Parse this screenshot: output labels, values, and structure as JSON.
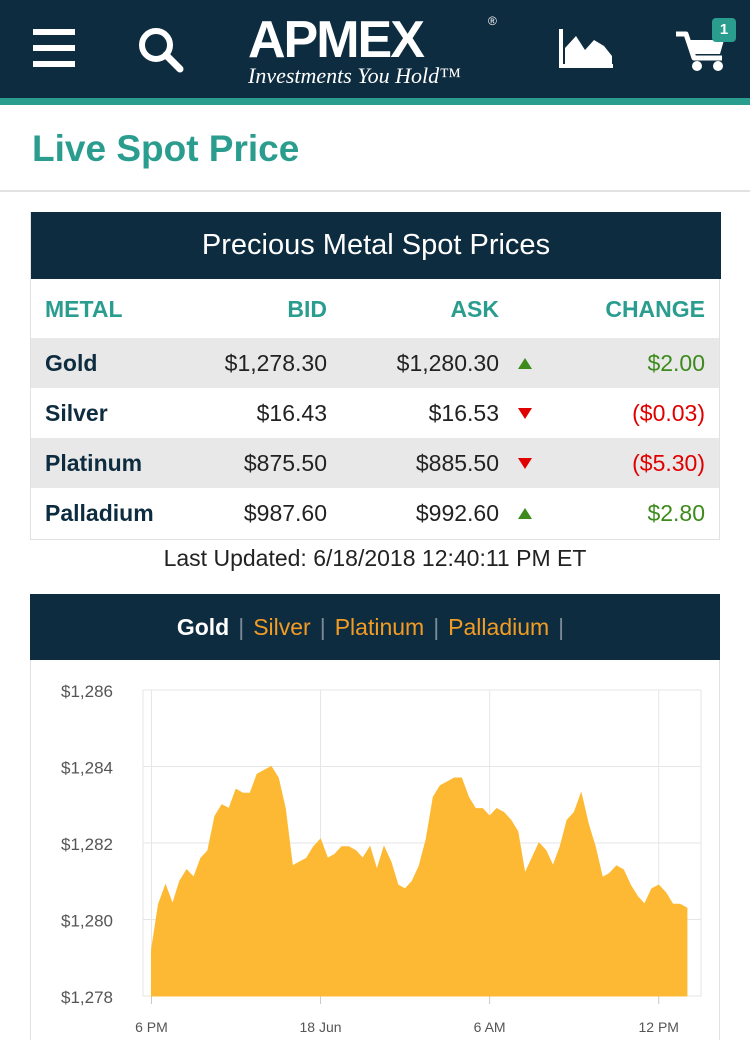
{
  "header": {
    "menu_icon": "hamburger-menu-icon",
    "search_icon": "search-icon",
    "logo": {
      "brand": "APMEX",
      "registered": "®",
      "tagline": "Investments You Hold™"
    },
    "charts_icon": "area-chart-icon",
    "cart_icon": "shopping-cart-icon",
    "cart_count": "1"
  },
  "page": {
    "title": "Live Spot Price"
  },
  "spot_table": {
    "title": "Precious Metal Spot Prices",
    "columns": {
      "metal": "METAL",
      "bid": "BID",
      "ask": "ASK",
      "change": "CHANGE"
    },
    "rows": [
      {
        "metal": "Gold",
        "bid": "$1,278.30",
        "ask": "$1,280.30",
        "direction": "up",
        "change": "$2.00"
      },
      {
        "metal": "Silver",
        "bid": "$16.43",
        "ask": "$16.53",
        "direction": "down",
        "change": "($0.03)"
      },
      {
        "metal": "Platinum",
        "bid": "$875.50",
        "ask": "$885.50",
        "direction": "down",
        "change": "($5.30)"
      },
      {
        "metal": "Palladium",
        "bid": "$987.60",
        "ask": "$992.60",
        "direction": "up",
        "change": "$2.80"
      }
    ],
    "last_updated": "Last Updated: 6/18/2018 12:40:11 PM ET"
  },
  "chart_tabs": {
    "items": [
      "Gold",
      "Silver",
      "Platinum",
      "Palladium"
    ],
    "separator": "|",
    "active": "Gold"
  },
  "colors": {
    "navy": "#0e2c3f",
    "teal": "#2a9d8f",
    "orange": "#f39c23",
    "gold_fill": "#fdb933",
    "up_green": "#3c8b1c",
    "down_red": "#e00000"
  },
  "chart_data": {
    "type": "area",
    "series": [
      {
        "x": [
          0,
          0.25,
          0.5,
          0.75,
          1,
          1.25,
          1.5,
          1.75,
          2,
          2.25,
          2.5,
          2.75,
          3,
          3.25,
          3.5,
          3.75,
          4,
          4.25,
          4.5,
          4.75,
          5,
          5.25,
          5.5,
          5.75,
          6,
          6.25,
          6.5,
          6.75,
          7,
          7.25,
          7.5,
          7.75,
          8,
          8.25,
          8.5,
          8.75,
          9,
          9.25,
          9.5,
          9.75,
          10,
          10.25,
          10.5,
          10.75,
          11,
          11.25,
          11.5,
          11.75,
          12,
          12.25,
          12.5,
          12.75,
          13,
          13.25,
          13.5,
          13.75,
          14,
          14.25,
          14.5,
          14.75,
          15,
          15.25,
          15.5,
          15.75,
          16,
          16.25,
          16.5,
          16.75,
          17,
          17.25,
          17.5,
          17.75,
          18,
          18.25,
          18.5,
          18.75,
          19
        ],
        "values": [
          1279.2,
          1280.4,
          1280.9,
          1280.4,
          1281.0,
          1281.3,
          1281.1,
          1281.6,
          1281.8,
          1282.7,
          1283.0,
          1282.9,
          1283.4,
          1283.3,
          1283.3,
          1283.8,
          1283.9,
          1284.0,
          1283.7,
          1282.9,
          1281.4,
          1281.5,
          1281.6,
          1281.9,
          1282.1,
          1281.6,
          1281.7,
          1281.9,
          1281.9,
          1281.8,
          1281.6,
          1281.9,
          1281.3,
          1281.9,
          1281.5,
          1280.9,
          1280.8,
          1281.0,
          1281.4,
          1282.1,
          1283.2,
          1283.5,
          1283.6,
          1283.7,
          1283.7,
          1283.2,
          1282.9,
          1282.9,
          1282.7,
          1282.9,
          1282.8,
          1282.6,
          1282.3,
          1281.2,
          1281.6,
          1282.0,
          1281.8,
          1281.4,
          1281.9,
          1282.6,
          1282.8,
          1283.3,
          1282.5,
          1281.9,
          1281.1,
          1281.2,
          1281.4,
          1281.3,
          1280.9,
          1280.6,
          1280.4,
          1280.8,
          1280.9,
          1280.7,
          1280.4,
          1280.4,
          1280.3
        ],
        "fill": "#fdb933"
      }
    ],
    "x_ticks": [
      {
        "pos": 0,
        "label": "6 PM"
      },
      {
        "pos": 6,
        "label": "18 Jun"
      },
      {
        "pos": 12,
        "label": "6 AM"
      },
      {
        "pos": 18,
        "label": "12 PM"
      }
    ],
    "y_ticks": [
      1278,
      1280,
      1282,
      1284,
      1286
    ],
    "y_tick_labels": [
      "$1,278",
      "$1,280",
      "$1,282",
      "$1,284",
      "$1,286"
    ],
    "xlim": [
      -0.3,
      19.5
    ],
    "ylim": [
      1278,
      1286
    ],
    "grid": true,
    "title": "",
    "xlabel": "",
    "ylabel": ""
  }
}
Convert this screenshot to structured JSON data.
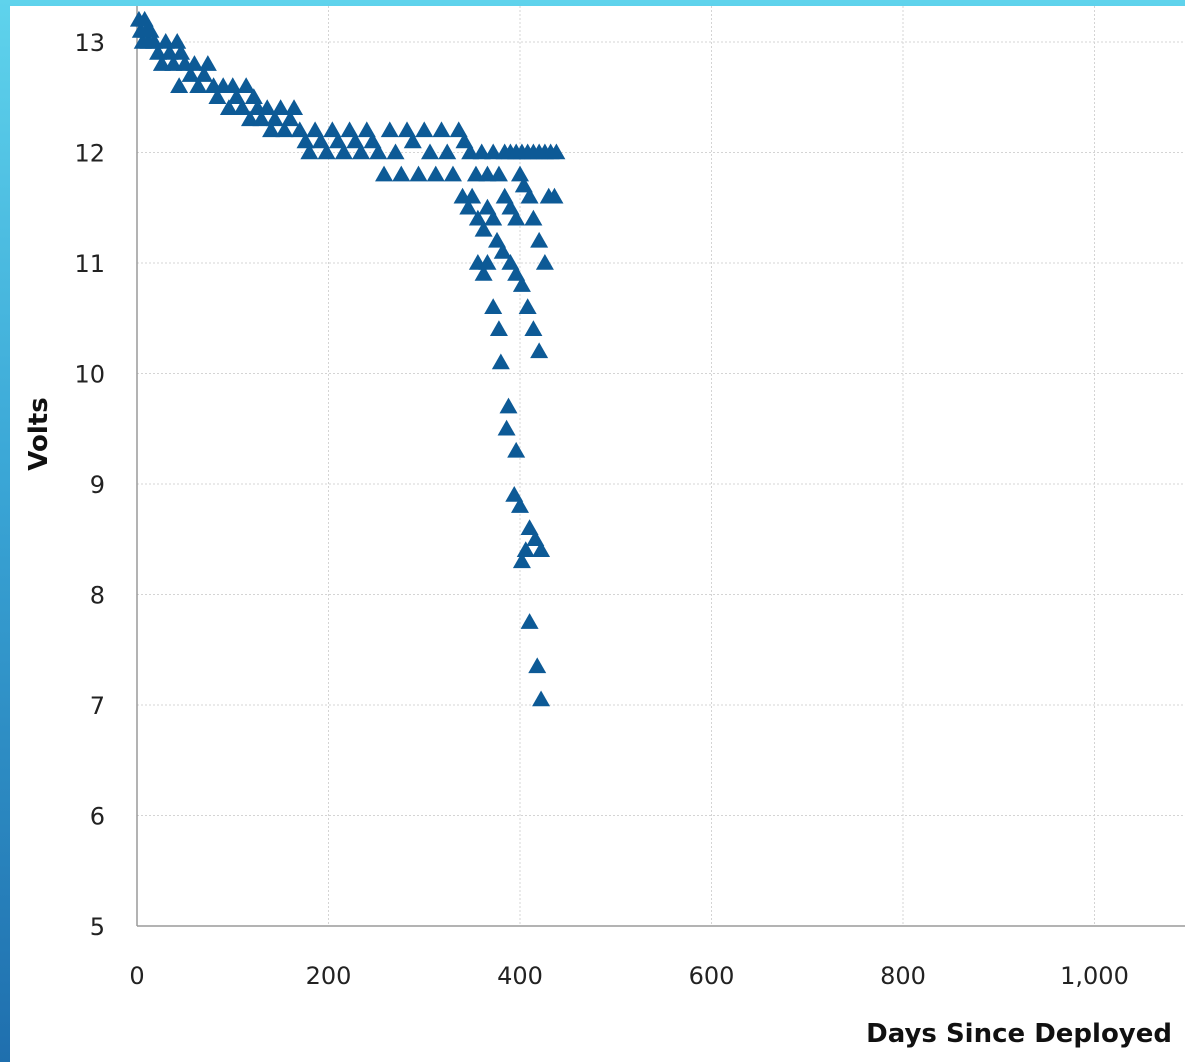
{
  "chart_data": {
    "type": "scatter",
    "xlabel": "Days Since Deployed",
    "ylabel": "Volts",
    "xlim": [
      0,
      1090
    ],
    "ylim": [
      5,
      13.3
    ],
    "x_ticks": [
      0,
      200,
      400,
      600,
      800,
      1000
    ],
    "x_tick_labels": [
      "0",
      "200",
      "400",
      "600",
      "800",
      "1,000"
    ],
    "y_ticks": [
      5,
      6,
      7,
      8,
      9,
      10,
      11,
      12,
      13
    ],
    "y_tick_labels": [
      "5",
      "6",
      "7",
      "8",
      "9",
      "10",
      "11",
      "12",
      "13"
    ],
    "grid": true,
    "marker": "triangle",
    "color": "#0d5a96",
    "series": [
      {
        "points": [
          [
            2,
            13.2
          ],
          [
            4,
            13.1
          ],
          [
            6,
            13.0
          ],
          [
            8,
            13.2
          ],
          [
            10,
            13.1
          ],
          [
            12,
            13.0
          ],
          [
            14,
            13.1
          ],
          [
            18,
            13.0
          ],
          [
            22,
            12.9
          ],
          [
            26,
            12.8
          ],
          [
            30,
            13.0
          ],
          [
            34,
            12.9
          ],
          [
            38,
            12.8
          ],
          [
            42,
            13.0
          ],
          [
            46,
            12.9
          ],
          [
            50,
            12.8
          ],
          [
            44,
            12.6
          ],
          [
            56,
            12.7
          ],
          [
            60,
            12.8
          ],
          [
            64,
            12.6
          ],
          [
            70,
            12.7
          ],
          [
            74,
            12.8
          ],
          [
            80,
            12.6
          ],
          [
            84,
            12.5
          ],
          [
            90,
            12.6
          ],
          [
            96,
            12.4
          ],
          [
            100,
            12.6
          ],
          [
            104,
            12.5
          ],
          [
            110,
            12.4
          ],
          [
            114,
            12.6
          ],
          [
            118,
            12.3
          ],
          [
            122,
            12.5
          ],
          [
            126,
            12.4
          ],
          [
            130,
            12.3
          ],
          [
            136,
            12.4
          ],
          [
            140,
            12.2
          ],
          [
            144,
            12.3
          ],
          [
            150,
            12.4
          ],
          [
            154,
            12.2
          ],
          [
            160,
            12.3
          ],
          [
            164,
            12.4
          ],
          [
            170,
            12.2
          ],
          [
            176,
            12.1
          ],
          [
            180,
            12.0
          ],
          [
            186,
            12.2
          ],
          [
            192,
            12.1
          ],
          [
            198,
            12.0
          ],
          [
            204,
            12.2
          ],
          [
            210,
            12.1
          ],
          [
            216,
            12.0
          ],
          [
            222,
            12.2
          ],
          [
            228,
            12.1
          ],
          [
            234,
            12.0
          ],
          [
            240,
            12.2
          ],
          [
            246,
            12.1
          ],
          [
            252,
            12.0
          ],
          [
            258,
            11.8
          ],
          [
            264,
            12.2
          ],
          [
            270,
            12.0
          ],
          [
            276,
            11.8
          ],
          [
            282,
            12.2
          ],
          [
            288,
            12.1
          ],
          [
            294,
            11.8
          ],
          [
            300,
            12.2
          ],
          [
            306,
            12.0
          ],
          [
            312,
            11.8
          ],
          [
            318,
            12.2
          ],
          [
            324,
            12.0
          ],
          [
            330,
            11.8
          ],
          [
            336,
            12.2
          ],
          [
            342,
            12.1
          ],
          [
            348,
            12.0
          ],
          [
            354,
            11.8
          ],
          [
            360,
            12.0
          ],
          [
            366,
            11.8
          ],
          [
            372,
            12.0
          ],
          [
            378,
            11.8
          ],
          [
            384,
            12.0
          ],
          [
            390,
            12.0
          ],
          [
            396,
            12.0
          ],
          [
            402,
            12.0
          ],
          [
            408,
            12.0
          ],
          [
            414,
            12.0
          ],
          [
            420,
            12.0
          ],
          [
            426,
            12.0
          ],
          [
            432,
            12.0
          ],
          [
            438,
            12.0
          ],
          [
            340,
            11.6
          ],
          [
            346,
            11.5
          ],
          [
            350,
            11.6
          ],
          [
            356,
            11.4
          ],
          [
            362,
            11.3
          ],
          [
            366,
            11.5
          ],
          [
            372,
            11.4
          ],
          [
            376,
            11.2
          ],
          [
            382,
            11.1
          ],
          [
            356,
            11.0
          ],
          [
            362,
            10.9
          ],
          [
            366,
            11.0
          ],
          [
            384,
            11.6
          ],
          [
            390,
            11.5
          ],
          [
            396,
            11.4
          ],
          [
            400,
            11.8
          ],
          [
            404,
            11.7
          ],
          [
            410,
            11.6
          ],
          [
            414,
            11.4
          ],
          [
            420,
            11.2
          ],
          [
            426,
            11.0
          ],
          [
            430,
            11.6
          ],
          [
            436,
            11.6
          ],
          [
            390,
            11.0
          ],
          [
            396,
            10.9
          ],
          [
            402,
            10.8
          ],
          [
            408,
            10.6
          ],
          [
            414,
            10.4
          ],
          [
            420,
            10.2
          ],
          [
            372,
            10.6
          ],
          [
            378,
            10.4
          ],
          [
            380,
            10.1
          ],
          [
            388,
            9.7
          ],
          [
            386,
            9.5
          ],
          [
            396,
            9.3
          ],
          [
            394,
            8.9
          ],
          [
            400,
            8.8
          ],
          [
            402,
            8.3
          ],
          [
            406,
            8.4
          ],
          [
            410,
            8.6
          ],
          [
            416,
            8.5
          ],
          [
            422,
            8.4
          ],
          [
            410,
            7.75
          ],
          [
            418,
            7.35
          ],
          [
            422,
            7.05
          ]
        ]
      }
    ]
  }
}
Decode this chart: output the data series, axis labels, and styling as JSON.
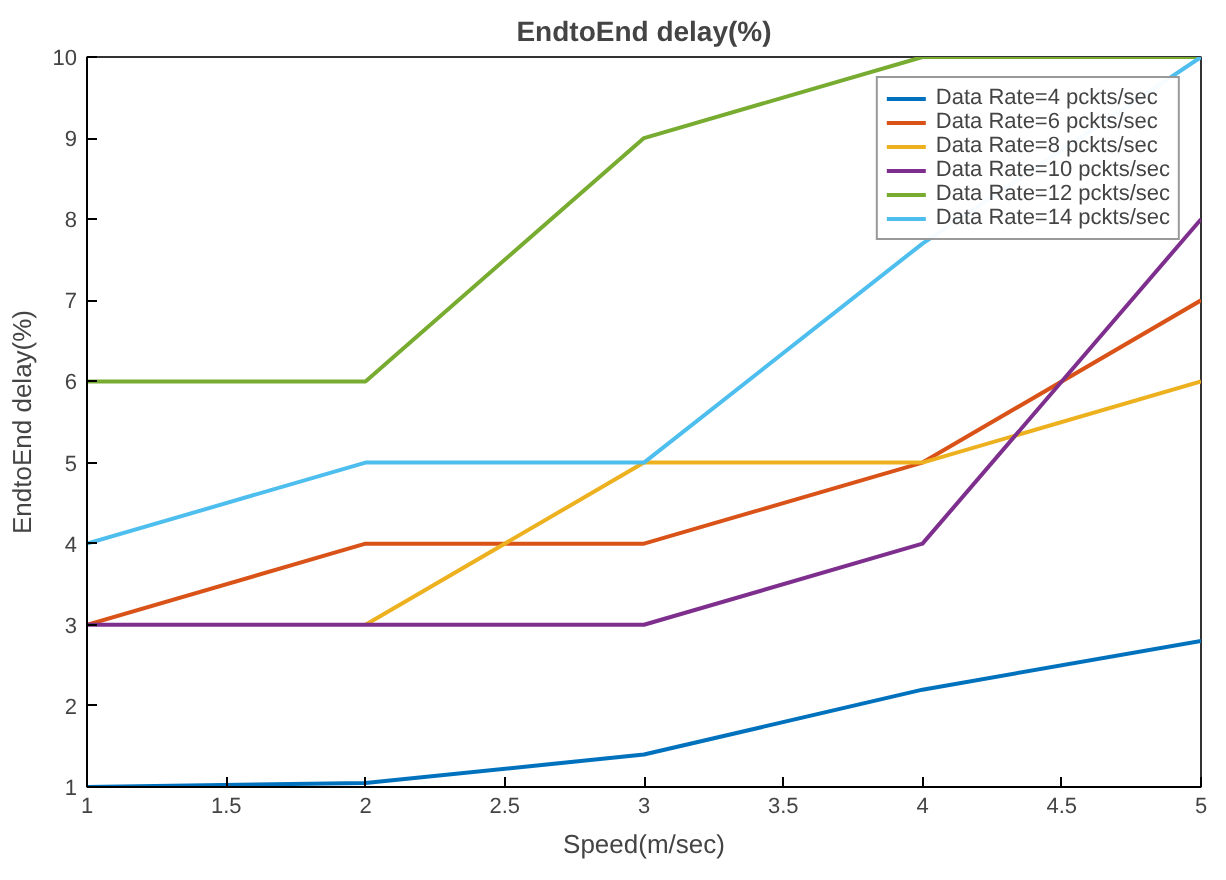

○ ○ ○

• AIM OF THE TASK:
Determine the number of lines containing "values". Write only that number.

• WRITTEN SOLUTION:
2